• _WHAT THE TASK REQUIRES_: Check every line of the data below for the string "name", and copy the ones that hold it.

• _EXERCISE INPUTS_:
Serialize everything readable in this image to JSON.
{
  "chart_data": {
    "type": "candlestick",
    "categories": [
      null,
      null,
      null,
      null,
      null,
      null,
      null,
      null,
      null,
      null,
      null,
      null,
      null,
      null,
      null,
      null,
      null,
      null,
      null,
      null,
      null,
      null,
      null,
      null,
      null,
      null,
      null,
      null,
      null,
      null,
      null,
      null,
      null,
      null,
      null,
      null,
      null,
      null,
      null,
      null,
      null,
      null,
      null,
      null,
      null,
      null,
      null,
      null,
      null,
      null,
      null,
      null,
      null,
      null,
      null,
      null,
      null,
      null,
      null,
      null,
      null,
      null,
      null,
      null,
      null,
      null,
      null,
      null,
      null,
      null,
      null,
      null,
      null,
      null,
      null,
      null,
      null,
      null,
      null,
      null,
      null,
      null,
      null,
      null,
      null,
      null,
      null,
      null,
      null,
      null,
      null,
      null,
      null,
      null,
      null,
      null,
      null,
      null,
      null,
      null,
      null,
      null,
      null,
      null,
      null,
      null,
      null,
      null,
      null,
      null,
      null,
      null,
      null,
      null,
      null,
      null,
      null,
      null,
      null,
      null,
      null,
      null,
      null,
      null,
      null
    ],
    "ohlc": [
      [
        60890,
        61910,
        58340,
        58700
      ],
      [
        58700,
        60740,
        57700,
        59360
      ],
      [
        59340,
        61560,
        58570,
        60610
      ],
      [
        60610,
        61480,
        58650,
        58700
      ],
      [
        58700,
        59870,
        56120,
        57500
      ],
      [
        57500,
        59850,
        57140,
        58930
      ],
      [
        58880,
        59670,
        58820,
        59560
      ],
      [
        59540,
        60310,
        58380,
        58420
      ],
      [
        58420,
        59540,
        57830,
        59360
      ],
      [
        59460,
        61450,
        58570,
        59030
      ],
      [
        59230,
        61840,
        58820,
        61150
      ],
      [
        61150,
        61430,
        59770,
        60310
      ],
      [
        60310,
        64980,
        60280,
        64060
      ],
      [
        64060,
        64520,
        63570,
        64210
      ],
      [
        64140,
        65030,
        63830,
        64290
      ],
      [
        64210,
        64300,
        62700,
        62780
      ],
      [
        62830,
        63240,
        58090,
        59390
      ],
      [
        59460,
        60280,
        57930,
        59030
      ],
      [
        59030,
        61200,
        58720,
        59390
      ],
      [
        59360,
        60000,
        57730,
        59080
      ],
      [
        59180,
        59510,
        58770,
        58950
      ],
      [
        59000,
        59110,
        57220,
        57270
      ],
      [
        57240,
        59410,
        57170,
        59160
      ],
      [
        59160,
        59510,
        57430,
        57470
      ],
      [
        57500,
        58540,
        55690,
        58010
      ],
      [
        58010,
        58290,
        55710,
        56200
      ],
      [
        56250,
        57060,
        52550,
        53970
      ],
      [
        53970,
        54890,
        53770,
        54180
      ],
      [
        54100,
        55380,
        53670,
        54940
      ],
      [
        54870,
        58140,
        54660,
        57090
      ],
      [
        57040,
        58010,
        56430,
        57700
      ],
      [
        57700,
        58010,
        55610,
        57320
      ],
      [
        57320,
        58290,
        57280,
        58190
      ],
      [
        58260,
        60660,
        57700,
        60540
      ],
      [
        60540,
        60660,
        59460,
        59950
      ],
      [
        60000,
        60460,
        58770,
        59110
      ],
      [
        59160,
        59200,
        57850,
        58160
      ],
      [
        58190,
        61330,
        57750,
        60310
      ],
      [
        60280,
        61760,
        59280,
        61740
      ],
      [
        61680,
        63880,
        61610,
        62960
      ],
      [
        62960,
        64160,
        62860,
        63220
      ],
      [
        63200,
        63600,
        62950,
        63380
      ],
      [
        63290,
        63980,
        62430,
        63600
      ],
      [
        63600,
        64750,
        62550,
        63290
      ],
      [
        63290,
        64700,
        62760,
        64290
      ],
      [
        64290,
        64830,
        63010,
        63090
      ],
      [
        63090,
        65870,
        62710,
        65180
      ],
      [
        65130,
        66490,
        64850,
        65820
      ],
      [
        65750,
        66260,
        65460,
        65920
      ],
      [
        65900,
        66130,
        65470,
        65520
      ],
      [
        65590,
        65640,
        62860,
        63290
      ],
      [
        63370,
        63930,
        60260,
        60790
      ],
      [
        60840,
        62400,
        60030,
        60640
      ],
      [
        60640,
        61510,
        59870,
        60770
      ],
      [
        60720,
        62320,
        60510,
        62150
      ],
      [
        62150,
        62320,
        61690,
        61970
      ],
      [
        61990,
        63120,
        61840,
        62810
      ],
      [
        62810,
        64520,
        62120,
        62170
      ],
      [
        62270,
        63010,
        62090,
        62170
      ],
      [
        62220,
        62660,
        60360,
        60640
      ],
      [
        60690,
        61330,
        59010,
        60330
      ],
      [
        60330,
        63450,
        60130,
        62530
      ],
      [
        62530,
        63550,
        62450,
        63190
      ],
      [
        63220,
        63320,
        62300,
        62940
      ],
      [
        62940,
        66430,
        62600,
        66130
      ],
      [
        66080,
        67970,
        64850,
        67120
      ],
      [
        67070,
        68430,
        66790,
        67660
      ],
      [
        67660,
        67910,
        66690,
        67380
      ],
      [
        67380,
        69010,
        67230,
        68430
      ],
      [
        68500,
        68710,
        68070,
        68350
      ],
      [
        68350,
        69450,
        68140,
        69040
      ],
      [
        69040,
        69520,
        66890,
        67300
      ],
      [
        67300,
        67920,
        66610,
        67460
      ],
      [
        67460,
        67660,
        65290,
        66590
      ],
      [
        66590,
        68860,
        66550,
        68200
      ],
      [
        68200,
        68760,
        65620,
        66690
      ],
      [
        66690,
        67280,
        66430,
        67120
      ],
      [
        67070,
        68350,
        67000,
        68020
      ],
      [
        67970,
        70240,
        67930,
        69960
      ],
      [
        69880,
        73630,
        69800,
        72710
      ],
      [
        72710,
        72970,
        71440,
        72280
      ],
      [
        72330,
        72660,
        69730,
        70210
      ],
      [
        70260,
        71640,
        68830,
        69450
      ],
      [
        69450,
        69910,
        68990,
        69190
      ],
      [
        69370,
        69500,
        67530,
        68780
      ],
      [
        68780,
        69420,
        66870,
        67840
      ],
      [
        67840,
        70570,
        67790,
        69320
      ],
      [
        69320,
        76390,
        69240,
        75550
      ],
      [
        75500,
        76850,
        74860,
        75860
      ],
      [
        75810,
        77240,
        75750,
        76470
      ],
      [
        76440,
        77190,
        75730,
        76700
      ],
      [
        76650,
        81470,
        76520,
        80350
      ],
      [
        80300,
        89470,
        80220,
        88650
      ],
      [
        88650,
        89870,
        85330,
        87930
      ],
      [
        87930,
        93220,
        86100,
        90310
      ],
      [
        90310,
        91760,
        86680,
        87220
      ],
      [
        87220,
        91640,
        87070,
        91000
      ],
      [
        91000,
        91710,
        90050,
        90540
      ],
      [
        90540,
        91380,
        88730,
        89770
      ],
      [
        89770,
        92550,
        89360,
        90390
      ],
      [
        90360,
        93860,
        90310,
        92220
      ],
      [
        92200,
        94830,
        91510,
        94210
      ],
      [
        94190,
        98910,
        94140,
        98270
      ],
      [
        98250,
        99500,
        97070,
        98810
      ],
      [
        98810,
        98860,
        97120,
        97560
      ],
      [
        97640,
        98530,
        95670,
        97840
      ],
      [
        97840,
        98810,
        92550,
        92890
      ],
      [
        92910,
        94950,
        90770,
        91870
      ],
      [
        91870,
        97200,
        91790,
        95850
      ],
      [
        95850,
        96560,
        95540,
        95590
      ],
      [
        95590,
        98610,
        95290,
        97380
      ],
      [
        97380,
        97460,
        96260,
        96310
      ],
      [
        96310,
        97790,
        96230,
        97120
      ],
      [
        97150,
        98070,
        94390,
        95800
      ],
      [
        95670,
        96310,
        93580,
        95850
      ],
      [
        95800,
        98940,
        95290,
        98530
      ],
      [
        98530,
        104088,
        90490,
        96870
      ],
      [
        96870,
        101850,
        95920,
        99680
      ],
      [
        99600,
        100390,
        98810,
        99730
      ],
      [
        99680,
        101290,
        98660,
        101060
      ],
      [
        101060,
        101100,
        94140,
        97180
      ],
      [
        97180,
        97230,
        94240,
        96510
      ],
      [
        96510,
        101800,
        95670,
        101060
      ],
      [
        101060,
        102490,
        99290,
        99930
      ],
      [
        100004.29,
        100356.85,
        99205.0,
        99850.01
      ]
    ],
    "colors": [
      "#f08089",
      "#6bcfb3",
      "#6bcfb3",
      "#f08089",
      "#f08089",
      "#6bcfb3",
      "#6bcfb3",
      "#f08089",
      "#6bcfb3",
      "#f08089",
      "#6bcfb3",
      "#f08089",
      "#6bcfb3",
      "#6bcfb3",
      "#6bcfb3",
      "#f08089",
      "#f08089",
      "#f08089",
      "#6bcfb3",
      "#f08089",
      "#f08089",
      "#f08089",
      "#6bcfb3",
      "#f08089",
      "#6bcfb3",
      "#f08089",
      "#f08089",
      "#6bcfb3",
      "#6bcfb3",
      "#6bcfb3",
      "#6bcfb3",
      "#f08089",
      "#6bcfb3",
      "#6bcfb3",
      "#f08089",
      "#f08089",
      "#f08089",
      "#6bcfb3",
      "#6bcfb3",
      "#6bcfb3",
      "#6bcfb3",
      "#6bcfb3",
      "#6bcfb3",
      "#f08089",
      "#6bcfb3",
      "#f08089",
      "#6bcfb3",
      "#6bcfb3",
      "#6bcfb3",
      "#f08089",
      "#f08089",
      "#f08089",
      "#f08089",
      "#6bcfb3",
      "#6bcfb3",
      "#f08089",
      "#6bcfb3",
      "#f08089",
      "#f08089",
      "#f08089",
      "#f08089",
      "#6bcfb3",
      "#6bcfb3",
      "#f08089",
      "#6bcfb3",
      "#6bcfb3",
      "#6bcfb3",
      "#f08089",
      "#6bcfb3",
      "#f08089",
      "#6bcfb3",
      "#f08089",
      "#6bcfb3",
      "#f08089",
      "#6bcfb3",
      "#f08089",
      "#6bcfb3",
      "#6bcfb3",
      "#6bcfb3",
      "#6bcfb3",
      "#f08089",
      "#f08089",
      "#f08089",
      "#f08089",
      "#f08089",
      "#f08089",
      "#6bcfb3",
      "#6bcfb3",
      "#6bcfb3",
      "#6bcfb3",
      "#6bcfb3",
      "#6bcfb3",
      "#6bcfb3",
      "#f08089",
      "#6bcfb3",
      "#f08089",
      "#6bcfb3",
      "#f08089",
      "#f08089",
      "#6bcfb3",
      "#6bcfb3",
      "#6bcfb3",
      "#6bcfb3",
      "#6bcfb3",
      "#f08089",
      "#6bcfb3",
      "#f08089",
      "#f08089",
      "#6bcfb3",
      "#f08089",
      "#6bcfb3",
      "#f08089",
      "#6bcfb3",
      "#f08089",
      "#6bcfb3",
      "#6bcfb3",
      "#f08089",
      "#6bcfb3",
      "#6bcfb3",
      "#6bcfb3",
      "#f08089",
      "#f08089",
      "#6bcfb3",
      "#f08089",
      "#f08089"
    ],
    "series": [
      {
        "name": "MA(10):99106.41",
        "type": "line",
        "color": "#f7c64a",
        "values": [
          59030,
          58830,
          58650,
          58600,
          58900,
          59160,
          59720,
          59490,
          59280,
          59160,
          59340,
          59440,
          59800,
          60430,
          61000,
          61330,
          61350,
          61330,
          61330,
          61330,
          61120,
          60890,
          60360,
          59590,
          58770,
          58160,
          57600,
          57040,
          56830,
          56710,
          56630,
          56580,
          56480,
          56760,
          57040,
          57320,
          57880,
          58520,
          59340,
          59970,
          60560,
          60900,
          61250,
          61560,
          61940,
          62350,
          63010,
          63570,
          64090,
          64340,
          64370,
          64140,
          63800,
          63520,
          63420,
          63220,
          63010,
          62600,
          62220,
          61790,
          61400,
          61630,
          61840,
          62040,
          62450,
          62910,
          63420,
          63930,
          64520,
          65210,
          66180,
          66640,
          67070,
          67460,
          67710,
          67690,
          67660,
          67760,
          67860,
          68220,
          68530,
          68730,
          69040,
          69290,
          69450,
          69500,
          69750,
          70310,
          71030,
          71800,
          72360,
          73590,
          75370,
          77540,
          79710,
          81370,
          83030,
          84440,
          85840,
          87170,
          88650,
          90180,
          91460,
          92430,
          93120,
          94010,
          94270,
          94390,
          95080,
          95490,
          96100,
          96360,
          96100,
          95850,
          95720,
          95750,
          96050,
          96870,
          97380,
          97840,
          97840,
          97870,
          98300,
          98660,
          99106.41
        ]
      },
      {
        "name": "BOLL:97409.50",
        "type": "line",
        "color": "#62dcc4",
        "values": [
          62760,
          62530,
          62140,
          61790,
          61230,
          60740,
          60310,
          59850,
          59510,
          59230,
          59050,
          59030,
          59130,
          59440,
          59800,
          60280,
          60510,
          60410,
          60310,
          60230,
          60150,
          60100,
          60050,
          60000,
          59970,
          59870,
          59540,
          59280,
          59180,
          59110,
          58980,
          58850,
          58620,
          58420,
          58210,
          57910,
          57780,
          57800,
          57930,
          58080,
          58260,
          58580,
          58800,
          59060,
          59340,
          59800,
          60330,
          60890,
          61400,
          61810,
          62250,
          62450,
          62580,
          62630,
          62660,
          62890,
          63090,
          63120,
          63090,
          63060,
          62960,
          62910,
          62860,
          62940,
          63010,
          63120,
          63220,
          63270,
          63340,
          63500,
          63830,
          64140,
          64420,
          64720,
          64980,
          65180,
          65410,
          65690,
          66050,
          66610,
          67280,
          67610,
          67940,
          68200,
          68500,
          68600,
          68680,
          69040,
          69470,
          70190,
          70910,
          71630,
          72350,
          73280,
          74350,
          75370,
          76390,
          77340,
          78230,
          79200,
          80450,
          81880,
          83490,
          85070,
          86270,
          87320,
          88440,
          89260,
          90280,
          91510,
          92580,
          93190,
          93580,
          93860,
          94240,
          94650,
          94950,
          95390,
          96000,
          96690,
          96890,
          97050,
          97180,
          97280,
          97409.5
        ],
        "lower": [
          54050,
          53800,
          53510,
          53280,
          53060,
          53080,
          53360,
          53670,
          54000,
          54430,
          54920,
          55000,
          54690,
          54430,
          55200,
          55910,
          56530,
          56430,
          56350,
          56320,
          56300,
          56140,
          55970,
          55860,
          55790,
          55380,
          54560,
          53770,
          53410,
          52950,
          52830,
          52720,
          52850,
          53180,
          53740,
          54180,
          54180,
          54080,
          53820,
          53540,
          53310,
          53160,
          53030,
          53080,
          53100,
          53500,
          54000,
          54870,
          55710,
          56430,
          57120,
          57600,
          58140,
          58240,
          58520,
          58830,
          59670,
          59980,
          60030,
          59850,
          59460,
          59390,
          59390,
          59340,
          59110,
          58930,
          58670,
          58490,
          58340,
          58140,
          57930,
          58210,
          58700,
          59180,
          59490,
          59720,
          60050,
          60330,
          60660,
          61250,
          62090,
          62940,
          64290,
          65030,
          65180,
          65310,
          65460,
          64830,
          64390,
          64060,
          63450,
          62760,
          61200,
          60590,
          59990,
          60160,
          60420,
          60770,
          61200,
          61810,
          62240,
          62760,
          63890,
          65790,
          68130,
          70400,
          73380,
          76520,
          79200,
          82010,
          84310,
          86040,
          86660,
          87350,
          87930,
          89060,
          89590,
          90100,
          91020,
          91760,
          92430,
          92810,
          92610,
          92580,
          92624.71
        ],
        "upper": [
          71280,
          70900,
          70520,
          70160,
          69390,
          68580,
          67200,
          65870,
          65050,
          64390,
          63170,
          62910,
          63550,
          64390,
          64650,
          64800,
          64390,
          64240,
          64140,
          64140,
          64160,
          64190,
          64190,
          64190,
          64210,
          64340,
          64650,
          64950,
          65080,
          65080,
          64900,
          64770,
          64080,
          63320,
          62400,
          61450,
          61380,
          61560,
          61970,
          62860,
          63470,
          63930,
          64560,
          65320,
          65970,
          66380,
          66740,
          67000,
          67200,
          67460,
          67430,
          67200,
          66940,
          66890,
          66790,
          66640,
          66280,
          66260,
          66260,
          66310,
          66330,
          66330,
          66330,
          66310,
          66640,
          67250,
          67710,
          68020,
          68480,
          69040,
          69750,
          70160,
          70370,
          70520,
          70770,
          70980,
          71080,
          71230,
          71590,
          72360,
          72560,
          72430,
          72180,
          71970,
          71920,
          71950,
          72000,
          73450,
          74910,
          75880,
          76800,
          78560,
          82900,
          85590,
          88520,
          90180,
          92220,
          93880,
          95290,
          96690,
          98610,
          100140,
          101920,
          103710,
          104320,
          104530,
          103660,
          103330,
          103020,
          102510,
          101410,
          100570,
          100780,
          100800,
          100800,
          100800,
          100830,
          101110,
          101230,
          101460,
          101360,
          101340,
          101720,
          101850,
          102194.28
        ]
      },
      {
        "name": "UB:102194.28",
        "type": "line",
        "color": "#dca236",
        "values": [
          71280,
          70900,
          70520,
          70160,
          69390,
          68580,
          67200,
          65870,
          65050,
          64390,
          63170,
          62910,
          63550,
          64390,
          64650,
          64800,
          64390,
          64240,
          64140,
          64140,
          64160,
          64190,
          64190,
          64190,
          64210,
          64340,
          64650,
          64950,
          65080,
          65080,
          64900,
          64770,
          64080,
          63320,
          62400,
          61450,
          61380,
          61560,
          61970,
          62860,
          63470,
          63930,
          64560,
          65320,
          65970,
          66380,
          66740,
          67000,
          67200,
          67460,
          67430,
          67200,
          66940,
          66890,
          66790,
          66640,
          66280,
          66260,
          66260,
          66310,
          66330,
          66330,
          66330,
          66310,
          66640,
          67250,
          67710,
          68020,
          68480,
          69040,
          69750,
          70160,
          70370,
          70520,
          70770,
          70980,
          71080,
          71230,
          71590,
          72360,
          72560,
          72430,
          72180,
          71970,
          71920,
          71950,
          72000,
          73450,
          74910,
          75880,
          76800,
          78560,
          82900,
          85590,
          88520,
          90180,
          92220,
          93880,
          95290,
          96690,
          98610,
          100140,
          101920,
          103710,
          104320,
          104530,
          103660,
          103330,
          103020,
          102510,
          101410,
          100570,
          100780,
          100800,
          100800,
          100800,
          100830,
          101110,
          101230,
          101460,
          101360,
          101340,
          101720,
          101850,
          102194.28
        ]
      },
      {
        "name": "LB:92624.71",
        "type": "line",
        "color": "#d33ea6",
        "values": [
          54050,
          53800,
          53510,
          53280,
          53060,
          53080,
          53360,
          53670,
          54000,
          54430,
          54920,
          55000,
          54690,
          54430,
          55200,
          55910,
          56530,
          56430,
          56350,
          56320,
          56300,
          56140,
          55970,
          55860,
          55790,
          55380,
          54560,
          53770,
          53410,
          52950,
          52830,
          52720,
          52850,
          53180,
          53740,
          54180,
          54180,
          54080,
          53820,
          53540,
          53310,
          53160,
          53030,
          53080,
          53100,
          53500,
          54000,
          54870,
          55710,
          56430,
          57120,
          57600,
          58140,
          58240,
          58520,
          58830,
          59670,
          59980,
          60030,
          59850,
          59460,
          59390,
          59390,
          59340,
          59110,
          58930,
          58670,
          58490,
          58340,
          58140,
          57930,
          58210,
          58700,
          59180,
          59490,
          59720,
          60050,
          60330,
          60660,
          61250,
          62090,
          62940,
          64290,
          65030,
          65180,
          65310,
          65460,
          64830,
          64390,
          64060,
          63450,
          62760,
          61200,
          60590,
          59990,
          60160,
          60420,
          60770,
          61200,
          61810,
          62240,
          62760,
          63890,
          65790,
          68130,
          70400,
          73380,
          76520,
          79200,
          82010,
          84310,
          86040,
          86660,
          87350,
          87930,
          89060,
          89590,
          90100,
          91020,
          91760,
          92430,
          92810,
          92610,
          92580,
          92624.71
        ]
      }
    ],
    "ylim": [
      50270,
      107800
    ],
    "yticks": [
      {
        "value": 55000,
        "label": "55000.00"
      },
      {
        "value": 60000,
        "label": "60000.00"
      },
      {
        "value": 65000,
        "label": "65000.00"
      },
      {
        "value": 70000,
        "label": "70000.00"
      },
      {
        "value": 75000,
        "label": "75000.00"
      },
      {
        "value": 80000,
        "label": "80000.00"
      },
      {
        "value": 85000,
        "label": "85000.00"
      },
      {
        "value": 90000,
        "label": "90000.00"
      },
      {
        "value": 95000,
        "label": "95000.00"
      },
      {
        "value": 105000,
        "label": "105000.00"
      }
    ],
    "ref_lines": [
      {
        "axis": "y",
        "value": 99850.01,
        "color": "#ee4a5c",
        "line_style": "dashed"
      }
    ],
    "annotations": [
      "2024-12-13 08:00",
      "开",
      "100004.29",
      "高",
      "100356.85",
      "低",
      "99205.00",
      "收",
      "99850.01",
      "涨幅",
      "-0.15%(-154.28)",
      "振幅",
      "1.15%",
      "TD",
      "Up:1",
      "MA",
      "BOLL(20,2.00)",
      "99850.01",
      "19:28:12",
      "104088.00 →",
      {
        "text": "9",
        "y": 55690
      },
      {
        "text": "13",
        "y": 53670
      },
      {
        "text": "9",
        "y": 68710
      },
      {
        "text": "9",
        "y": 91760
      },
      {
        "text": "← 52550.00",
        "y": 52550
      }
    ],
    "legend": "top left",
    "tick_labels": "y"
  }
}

• _OUTPUT OF THE TASK_:
        "name": "MA(10):99106.41",
        "name": "BOLL:97409.50",
        "name": "UB:102194.28",
        "name": "LB:92624.71",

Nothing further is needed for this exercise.